begin DATA FOR THIS TASK
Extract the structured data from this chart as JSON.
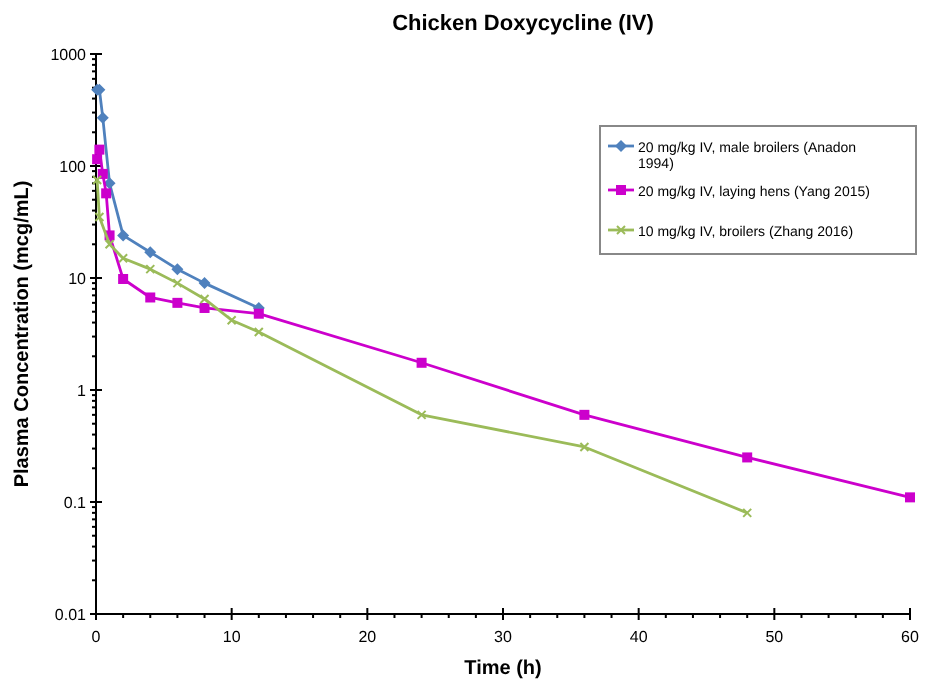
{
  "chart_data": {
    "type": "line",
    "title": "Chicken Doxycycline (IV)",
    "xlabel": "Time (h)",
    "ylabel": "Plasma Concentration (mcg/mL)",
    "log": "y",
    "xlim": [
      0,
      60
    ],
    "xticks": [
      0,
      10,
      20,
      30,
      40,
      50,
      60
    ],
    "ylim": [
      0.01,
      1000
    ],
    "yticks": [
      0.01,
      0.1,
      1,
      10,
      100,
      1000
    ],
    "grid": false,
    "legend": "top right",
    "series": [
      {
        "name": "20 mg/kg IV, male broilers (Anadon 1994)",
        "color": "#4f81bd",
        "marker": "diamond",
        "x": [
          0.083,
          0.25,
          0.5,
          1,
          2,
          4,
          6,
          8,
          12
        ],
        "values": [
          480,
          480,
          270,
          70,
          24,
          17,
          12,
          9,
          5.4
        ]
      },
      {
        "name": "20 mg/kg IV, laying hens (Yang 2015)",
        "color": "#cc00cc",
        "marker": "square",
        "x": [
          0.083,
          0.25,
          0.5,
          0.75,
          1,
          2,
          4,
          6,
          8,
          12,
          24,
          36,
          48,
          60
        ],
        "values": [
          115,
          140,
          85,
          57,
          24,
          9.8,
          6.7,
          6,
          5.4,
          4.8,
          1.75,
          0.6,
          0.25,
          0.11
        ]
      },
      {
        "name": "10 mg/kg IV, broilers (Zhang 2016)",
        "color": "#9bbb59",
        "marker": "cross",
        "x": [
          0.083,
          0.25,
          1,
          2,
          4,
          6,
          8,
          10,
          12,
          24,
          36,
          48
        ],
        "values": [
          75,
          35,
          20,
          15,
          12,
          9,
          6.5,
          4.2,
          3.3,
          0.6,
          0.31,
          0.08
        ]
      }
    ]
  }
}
end DATA FOR THIS TASK
> _INSTRUCTIONS FOR THE TASK_
Take the data above and repeat it exactly, leaving each picture out.

> _EXERCISE SOLUTION_
Extract the structured data from this chart as JSON.
{
  "chart_data": {
    "type": "line",
    "title": "Chicken Doxycycline (IV)",
    "xlabel": "Time (h)",
    "ylabel": "Plasma Concentration (mcg/mL)",
    "log": "y",
    "xlim": [
      0,
      60
    ],
    "xticks": [
      0,
      10,
      20,
      30,
      40,
      50,
      60
    ],
    "ylim": [
      0.01,
      1000
    ],
    "yticks": [
      0.01,
      0.1,
      1,
      10,
      100,
      1000
    ],
    "grid": false,
    "legend": "top right",
    "series": [
      {
        "name": "20 mg/kg IV, male broilers (Anadon 1994)",
        "color": "#4f81bd",
        "marker": "diamond",
        "x": [
          0.083,
          0.25,
          0.5,
          1,
          2,
          4,
          6,
          8,
          12
        ],
        "values": [
          480,
          480,
          270,
          70,
          24,
          17,
          12,
          9,
          5.4
        ]
      },
      {
        "name": "20 mg/kg IV, laying hens (Yang 2015)",
        "color": "#cc00cc",
        "marker": "square",
        "x": [
          0.083,
          0.25,
          0.5,
          0.75,
          1,
          2,
          4,
          6,
          8,
          12,
          24,
          36,
          48,
          60
        ],
        "values": [
          115,
          140,
          85,
          57,
          24,
          9.8,
          6.7,
          6,
          5.4,
          4.8,
          1.75,
          0.6,
          0.25,
          0.11
        ]
      },
      {
        "name": "10 mg/kg IV, broilers (Zhang 2016)",
        "color": "#9bbb59",
        "marker": "cross",
        "x": [
          0.083,
          0.25,
          1,
          2,
          4,
          6,
          8,
          10,
          12,
          24,
          36,
          48
        ],
        "values": [
          75,
          35,
          20,
          15,
          12,
          9,
          6.5,
          4.2,
          3.3,
          0.6,
          0.31,
          0.08
        ]
      }
    ]
  }
}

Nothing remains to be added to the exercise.